(Source records)
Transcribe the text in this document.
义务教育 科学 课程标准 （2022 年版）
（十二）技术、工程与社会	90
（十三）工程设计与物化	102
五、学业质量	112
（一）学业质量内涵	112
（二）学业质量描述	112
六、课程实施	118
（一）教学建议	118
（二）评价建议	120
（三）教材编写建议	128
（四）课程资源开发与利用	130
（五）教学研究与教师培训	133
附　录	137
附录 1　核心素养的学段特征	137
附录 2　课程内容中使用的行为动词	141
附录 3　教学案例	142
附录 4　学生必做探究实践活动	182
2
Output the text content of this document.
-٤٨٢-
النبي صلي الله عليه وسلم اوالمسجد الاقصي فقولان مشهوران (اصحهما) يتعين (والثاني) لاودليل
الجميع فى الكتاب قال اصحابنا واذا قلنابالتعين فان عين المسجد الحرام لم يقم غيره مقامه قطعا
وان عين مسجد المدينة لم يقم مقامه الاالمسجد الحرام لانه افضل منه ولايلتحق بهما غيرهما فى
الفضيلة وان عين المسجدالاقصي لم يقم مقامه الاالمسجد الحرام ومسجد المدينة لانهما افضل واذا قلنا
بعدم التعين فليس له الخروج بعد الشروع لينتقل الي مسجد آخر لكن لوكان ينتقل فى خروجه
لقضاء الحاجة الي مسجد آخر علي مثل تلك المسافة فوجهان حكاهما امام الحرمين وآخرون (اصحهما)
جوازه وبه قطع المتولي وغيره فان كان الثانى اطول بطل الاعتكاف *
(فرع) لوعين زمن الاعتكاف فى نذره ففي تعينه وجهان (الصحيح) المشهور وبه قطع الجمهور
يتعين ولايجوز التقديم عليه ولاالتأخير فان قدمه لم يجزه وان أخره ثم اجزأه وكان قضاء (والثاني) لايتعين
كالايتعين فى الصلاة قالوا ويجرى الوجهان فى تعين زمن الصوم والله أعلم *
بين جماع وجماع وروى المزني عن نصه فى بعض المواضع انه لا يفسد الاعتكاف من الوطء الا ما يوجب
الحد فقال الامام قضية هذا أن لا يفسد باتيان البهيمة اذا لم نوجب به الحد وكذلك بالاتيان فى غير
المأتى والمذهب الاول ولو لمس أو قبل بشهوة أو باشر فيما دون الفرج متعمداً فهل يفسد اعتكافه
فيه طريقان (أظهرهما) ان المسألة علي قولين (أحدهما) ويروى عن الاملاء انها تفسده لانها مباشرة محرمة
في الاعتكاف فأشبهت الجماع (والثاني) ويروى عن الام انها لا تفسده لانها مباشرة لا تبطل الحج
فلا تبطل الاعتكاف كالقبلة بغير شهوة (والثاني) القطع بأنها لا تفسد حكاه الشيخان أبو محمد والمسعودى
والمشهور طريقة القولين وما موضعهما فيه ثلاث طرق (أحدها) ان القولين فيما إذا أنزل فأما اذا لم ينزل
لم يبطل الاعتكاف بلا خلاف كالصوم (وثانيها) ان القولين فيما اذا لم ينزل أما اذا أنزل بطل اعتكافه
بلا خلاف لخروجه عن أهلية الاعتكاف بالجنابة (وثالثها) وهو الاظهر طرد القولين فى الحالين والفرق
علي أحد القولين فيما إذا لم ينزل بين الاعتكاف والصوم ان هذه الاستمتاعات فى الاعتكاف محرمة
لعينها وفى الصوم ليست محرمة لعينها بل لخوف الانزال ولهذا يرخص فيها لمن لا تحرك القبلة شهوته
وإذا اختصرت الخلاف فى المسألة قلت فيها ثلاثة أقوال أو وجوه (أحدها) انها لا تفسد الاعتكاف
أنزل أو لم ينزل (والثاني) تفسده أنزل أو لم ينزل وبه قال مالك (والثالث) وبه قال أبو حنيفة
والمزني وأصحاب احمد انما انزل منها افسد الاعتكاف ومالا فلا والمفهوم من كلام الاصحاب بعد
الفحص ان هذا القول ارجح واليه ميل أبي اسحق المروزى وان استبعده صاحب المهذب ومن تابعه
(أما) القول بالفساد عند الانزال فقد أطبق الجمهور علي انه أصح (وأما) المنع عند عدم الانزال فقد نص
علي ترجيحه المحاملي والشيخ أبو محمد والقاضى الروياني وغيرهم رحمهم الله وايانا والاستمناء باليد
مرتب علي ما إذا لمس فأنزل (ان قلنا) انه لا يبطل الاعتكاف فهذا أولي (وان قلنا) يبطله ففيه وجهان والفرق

◆ Aim: Exactly how many lines of the material contain the word "document"? Write the number alone.

◆ Answer to this problem: 2